*Extracts from a graphics dataset*.
* BEGIN *

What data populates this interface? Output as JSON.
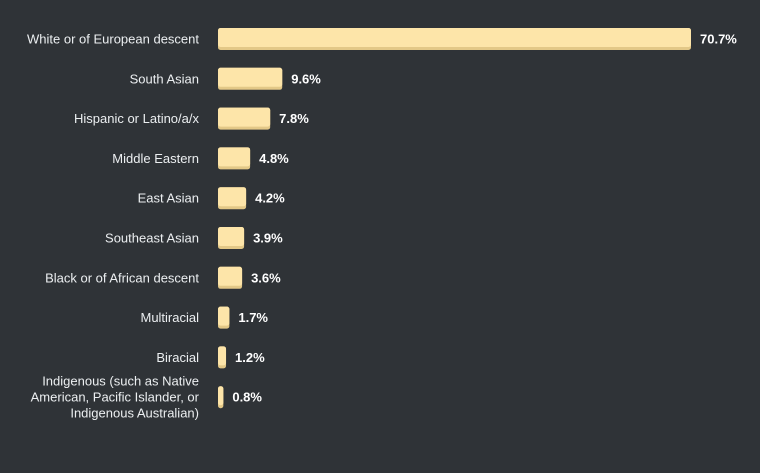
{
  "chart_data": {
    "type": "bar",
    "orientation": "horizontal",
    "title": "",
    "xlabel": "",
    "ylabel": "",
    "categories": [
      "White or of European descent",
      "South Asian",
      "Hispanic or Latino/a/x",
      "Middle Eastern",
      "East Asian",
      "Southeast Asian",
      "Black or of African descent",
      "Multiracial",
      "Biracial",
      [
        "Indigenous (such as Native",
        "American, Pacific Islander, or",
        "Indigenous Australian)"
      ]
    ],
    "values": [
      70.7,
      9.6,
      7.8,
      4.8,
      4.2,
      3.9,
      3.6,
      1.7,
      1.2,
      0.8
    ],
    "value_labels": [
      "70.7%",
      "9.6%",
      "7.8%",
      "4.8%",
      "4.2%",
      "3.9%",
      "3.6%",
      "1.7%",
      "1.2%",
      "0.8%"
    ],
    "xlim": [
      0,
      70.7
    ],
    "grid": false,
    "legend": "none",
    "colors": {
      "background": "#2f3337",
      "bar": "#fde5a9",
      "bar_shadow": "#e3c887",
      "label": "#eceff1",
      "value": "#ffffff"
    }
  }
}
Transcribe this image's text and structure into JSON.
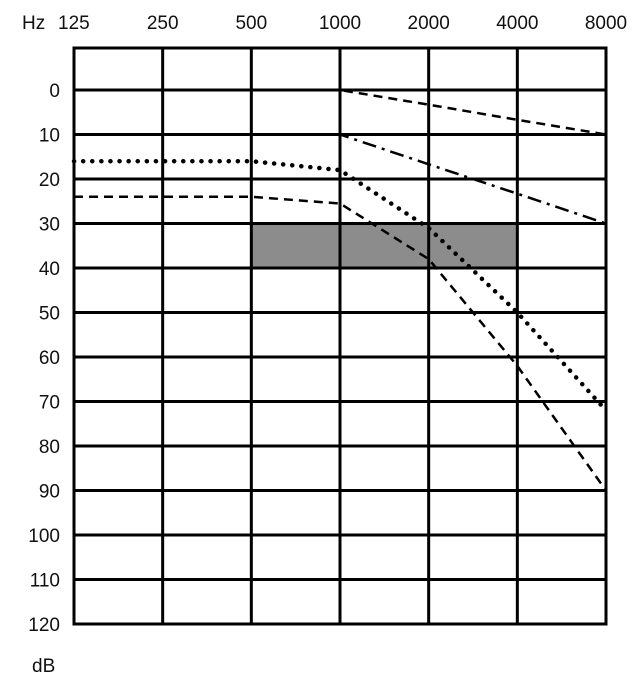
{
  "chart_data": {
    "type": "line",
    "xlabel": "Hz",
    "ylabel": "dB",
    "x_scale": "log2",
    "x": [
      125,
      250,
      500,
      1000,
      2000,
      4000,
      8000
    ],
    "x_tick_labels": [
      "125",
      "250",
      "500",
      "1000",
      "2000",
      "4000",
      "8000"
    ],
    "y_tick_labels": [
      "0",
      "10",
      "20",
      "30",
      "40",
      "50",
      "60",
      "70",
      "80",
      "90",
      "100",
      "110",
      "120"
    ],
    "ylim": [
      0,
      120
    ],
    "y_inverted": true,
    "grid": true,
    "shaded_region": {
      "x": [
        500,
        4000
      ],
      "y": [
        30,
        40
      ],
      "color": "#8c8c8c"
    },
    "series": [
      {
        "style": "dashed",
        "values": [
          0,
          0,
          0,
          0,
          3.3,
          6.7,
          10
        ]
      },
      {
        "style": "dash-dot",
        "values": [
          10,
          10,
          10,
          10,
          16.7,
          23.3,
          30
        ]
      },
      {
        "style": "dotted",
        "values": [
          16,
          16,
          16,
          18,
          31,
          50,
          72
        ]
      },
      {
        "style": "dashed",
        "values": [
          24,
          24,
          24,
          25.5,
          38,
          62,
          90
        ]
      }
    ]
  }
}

* END *

*WRITTEN INSTRUCTION*. Pull every line containing the word "this" out of the entries above.

*TASK RESULT*.
What data populates this interface? Output as JSON.
Transcribe this image's text and structure into JSON.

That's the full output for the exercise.